EXERCISE TEXT:
Regarding Content Usually most companies,  have a sort of hybrid model; they buy some, but they have a lot of internally developed content, particularly companies which have been in business for a while. The most important aspect is that the learning environment has to be self service – you don't want to have to drag people out of their job to put them in a 3 to 5 day class to get them to the next level in the environment – the best way, particularly in a small to medium sized business, is if they can take courses on their own, when they are free, in an automated online manner; that way they can get the education needed with the least impact to their job.
And you've got to make sure that it ties to the development needs; both for the job you're doing now to make someone optimise their current contributor role, and also training them for future roles.
Succession planning is as or more important for small to medium sized businesses than large corporations – it's the process of getting the right people at the right costs time and time over again, and making the correct changes within the workforce.
Every role at a small to medium sized company is key – if you lose somebody, you need to have a person ready to move into that slot and not have to go out and recruit externally every time a key management or key leadership role is vacated.
So you need to be able to identify those key roles, and they're not just the c-level environment, and you want to be able to look internally for replacements – people who can move in, who know the company, who know the product, and possibly the only thing they need is training in that role. So check with your department heads on a regular basis – who are the key players there, can we target them for growth, and could they possibly move into one of these roles.
Too often succession planning is thought to be a process where an individual has to wait for the person above them to move on before you can get that role …. Actually, succession planning is key for growing companies, so today you might have only two Vice Presidents, but if you triple your business over the next ten years you're going to have 8 to 10 Vice Presidents, so it's not always a case of moving people into vacated roles, it's often about installing individuals into newly created positions at a similar level.
Analytics are very important – being able to see the numbers and show the measurement. There's kind of a difference between metrics and analytics; so metrics are a snapshot in time of particular things, and analytics really represent the trending – how is information measured over time, and what does this mean.

So you've got to be able it measure this, get the return on investment, and see how the improvements are related to the business – does this save us time? Does this save us money? Does this increase the satisfaction of our employees so we can keep them in the business …. and always look at the trending – say your company has 15% employee turnover –  is that good or bad? Maybe last month you had 25% turnover, that might be good, but conversely what if you only had 5% turnover! that might be bad. So trending really is very important for any kind of measurement of analytics.
Then look at the key things you need to measure – turnover, time to hire, employee satisfaction, company performance, individual performance. How are these improving over time? And are the remedies you're putting in place working? And that's really the road to success.
So the benefits of talent management are many fold …  so to try and sum them up here for small to medium sized businesses – it improves performance, it improves financial output, you have happier people and greater staff retention, and a better culture to attract and keep hold of that top talent. And being able to put all of that into one system in an automated fashion is extremely helpful for a small to medium sized business – the least amount of IT resource you have to use or integration needed to perform this, the better.

DATA EXTRACT:
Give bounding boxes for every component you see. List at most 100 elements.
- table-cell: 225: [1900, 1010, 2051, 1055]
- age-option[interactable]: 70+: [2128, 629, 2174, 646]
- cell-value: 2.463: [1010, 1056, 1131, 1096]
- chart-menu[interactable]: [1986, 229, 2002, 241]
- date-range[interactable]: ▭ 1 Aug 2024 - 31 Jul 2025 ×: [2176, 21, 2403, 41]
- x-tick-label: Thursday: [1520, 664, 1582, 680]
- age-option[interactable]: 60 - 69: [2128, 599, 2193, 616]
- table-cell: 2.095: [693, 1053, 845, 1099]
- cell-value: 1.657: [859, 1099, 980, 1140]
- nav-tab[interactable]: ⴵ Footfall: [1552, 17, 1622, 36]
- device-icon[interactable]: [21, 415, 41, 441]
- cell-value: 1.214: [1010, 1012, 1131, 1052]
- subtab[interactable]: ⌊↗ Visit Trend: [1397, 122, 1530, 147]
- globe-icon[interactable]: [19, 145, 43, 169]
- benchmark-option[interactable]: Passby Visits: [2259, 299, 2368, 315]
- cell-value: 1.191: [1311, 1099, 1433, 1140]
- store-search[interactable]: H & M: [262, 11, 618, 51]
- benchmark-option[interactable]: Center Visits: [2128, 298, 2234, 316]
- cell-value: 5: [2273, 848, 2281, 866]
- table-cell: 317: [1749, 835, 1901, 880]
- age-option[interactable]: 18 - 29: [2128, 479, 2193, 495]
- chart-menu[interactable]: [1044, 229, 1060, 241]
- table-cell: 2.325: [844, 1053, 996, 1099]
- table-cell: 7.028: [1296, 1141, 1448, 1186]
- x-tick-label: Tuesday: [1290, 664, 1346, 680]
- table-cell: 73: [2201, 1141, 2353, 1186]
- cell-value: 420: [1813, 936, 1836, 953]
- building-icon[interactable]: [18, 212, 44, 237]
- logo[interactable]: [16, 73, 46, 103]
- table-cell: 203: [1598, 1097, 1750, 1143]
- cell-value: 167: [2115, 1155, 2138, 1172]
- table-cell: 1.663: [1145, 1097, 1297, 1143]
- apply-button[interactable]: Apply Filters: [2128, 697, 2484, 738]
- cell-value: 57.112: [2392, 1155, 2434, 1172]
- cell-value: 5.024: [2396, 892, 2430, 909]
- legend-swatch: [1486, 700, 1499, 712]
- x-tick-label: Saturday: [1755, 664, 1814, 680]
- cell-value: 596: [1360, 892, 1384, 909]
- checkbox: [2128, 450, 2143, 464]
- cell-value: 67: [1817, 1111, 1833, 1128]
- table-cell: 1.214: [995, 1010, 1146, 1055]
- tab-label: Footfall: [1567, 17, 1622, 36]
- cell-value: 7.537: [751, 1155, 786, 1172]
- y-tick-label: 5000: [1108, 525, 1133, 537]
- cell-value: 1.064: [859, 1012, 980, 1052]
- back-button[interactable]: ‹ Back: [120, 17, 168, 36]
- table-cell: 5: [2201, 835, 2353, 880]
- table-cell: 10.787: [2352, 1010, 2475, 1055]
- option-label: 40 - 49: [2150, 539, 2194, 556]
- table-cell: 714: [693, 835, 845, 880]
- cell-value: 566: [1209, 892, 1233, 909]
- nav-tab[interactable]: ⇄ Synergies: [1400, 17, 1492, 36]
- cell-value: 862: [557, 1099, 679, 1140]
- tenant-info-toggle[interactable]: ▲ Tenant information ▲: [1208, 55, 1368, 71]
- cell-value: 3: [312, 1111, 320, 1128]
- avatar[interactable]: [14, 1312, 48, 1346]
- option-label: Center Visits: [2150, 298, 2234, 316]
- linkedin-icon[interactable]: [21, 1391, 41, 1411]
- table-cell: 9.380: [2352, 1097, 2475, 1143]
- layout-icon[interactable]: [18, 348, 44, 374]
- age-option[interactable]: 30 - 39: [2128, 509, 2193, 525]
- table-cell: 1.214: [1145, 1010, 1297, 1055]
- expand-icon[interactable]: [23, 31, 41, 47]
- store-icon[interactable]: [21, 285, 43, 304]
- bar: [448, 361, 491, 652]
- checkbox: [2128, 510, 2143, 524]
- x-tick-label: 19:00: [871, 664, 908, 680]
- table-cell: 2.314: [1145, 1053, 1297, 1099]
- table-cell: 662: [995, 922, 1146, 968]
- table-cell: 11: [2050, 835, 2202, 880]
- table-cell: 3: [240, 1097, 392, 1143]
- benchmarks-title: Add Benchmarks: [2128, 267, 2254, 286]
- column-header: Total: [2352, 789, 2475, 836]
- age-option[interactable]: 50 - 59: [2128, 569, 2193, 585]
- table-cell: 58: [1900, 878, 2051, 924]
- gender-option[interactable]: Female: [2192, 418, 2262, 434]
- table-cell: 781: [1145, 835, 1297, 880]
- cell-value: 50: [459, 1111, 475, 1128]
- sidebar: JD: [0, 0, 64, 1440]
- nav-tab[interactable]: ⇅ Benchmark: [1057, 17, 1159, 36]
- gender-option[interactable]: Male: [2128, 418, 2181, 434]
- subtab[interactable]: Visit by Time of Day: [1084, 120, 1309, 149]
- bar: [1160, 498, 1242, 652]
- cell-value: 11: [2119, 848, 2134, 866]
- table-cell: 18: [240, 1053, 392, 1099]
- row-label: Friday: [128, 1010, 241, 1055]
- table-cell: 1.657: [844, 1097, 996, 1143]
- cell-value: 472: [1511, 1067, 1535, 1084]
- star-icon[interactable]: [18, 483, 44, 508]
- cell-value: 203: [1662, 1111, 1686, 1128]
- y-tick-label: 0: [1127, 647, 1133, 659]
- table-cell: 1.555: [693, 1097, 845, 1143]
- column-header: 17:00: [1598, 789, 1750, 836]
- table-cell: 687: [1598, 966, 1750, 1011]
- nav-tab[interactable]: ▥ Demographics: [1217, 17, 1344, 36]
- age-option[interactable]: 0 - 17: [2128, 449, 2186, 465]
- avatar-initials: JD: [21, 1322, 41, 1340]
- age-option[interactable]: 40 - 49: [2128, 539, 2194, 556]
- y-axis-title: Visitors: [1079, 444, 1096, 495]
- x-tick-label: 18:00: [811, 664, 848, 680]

TO DO:
A – In the talent management text, retype the passage between "Analytics are very" and "does this mean.", inclusive.
B – Turn the paragraph of the talent management text that begins "Then look at the key things you need to measure" into a short list that keeps its main facts.
C – According to the talent management text, why should the learning environment be self service? Answer in one to three sentences.

EXPECTED RESPONSES:
A –
Analytics are very important – being able to see the numbers and show the measurement. There's kind of a difference between metrics and analytics; so metrics are a snapshot in time of particular things, and analytics really represent the trending – how is information measured over time, and what does this mean.

B –
- Key things to measure: turnover, time to hire, employee satisfaction, company performance and individual performance.
- Check how these improve over time.
- Check whether the remedies put in place are working.
- This is the road to success.

C – A self-service environment means people don't have to be pulled out of their job for a 3 to 5 day class to reach the next level. Instead, they can take courses on their own in an automated online manner when they are free. That way they get the education they need with the least impact on their job.